- **YOUR INSTRUCTIONS**
Copy every line of the data that contains the string "JSON".

___ DATA LINES ___

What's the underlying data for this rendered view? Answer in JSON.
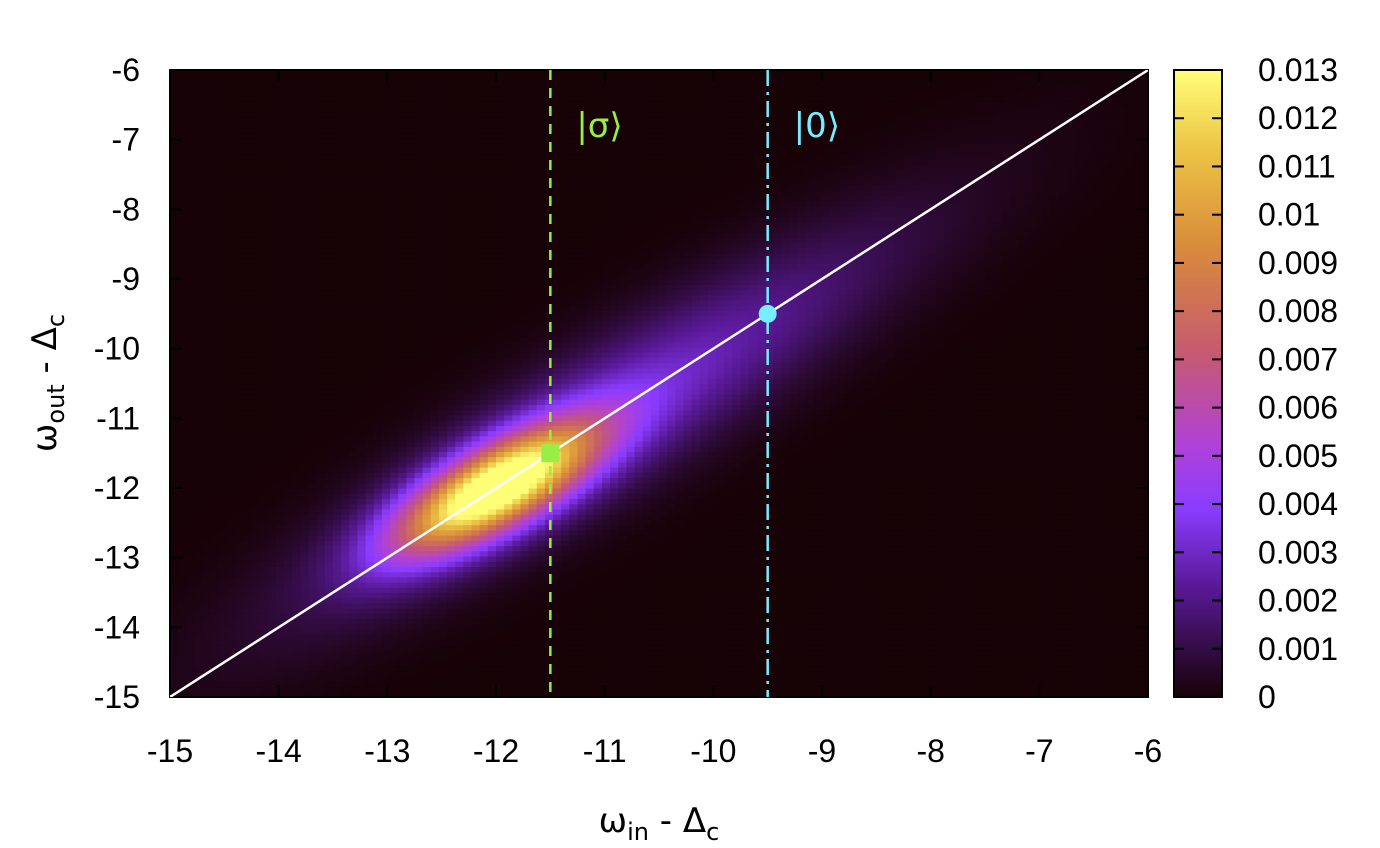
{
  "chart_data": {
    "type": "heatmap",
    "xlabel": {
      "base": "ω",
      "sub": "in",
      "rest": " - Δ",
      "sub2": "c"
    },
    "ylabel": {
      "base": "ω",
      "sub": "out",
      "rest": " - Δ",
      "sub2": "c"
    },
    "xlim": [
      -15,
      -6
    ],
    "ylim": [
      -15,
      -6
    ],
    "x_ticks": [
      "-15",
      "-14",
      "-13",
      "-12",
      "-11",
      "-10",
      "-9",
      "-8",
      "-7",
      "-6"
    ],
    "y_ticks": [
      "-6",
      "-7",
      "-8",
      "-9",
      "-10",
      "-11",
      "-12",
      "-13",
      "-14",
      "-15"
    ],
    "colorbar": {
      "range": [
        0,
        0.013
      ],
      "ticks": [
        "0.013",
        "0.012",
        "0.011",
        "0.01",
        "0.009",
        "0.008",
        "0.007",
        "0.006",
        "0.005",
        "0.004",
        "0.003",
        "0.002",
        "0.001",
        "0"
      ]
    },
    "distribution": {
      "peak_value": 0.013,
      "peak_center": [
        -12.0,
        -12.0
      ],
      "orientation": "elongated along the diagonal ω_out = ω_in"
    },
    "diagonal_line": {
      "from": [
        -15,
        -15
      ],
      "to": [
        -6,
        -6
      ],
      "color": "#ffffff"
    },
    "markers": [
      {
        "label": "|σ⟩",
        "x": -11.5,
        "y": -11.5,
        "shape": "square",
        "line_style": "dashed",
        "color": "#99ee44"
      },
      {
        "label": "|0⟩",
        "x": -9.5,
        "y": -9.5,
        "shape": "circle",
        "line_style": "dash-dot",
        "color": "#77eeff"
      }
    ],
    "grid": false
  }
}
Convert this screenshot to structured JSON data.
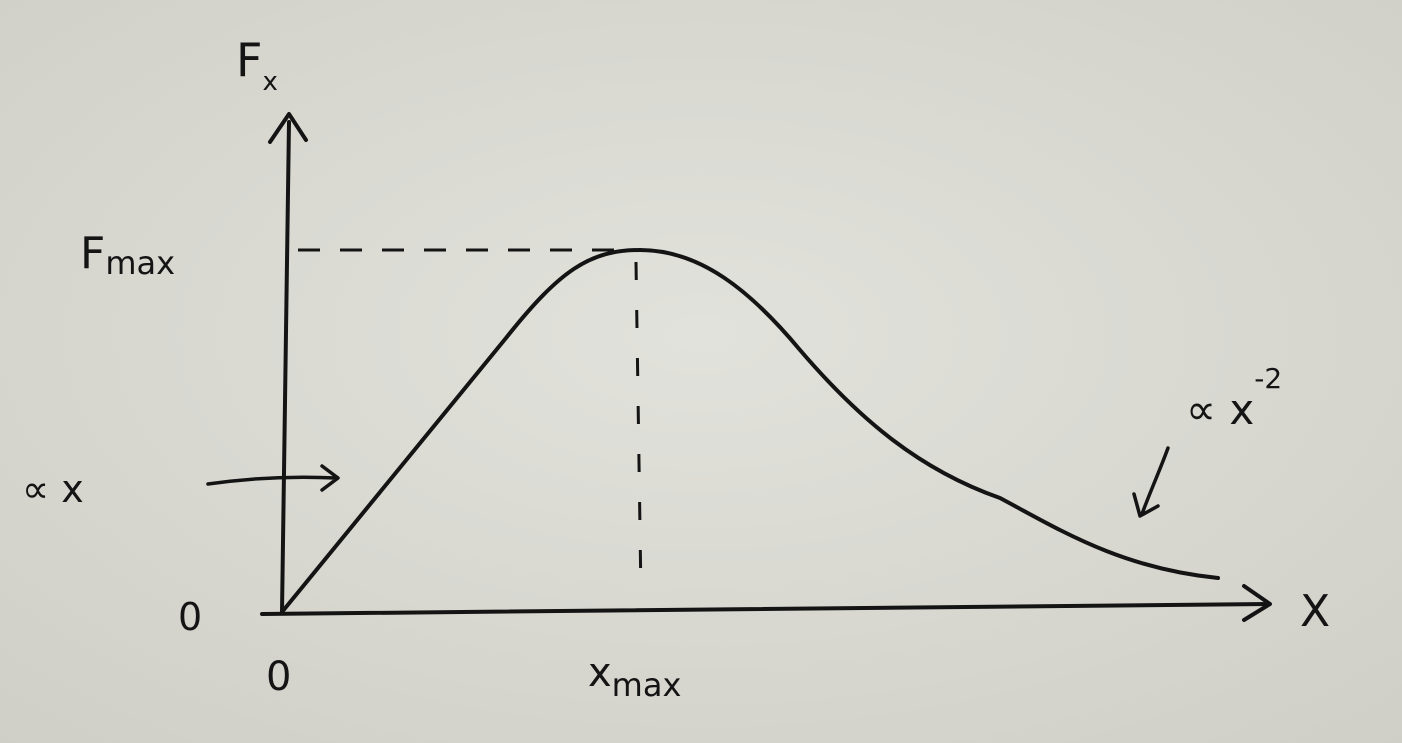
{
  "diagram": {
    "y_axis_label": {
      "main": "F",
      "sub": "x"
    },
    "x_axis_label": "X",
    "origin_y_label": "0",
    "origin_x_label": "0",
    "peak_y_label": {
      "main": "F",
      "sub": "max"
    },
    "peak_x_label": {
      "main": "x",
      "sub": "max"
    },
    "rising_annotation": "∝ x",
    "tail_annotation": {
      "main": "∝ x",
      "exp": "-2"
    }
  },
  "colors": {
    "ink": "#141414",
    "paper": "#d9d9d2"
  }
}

___

- **TASK ANSWER**
What's the underlying data for this rendered view? Answer in JSON.
Convert this screenshot to structured JSON data.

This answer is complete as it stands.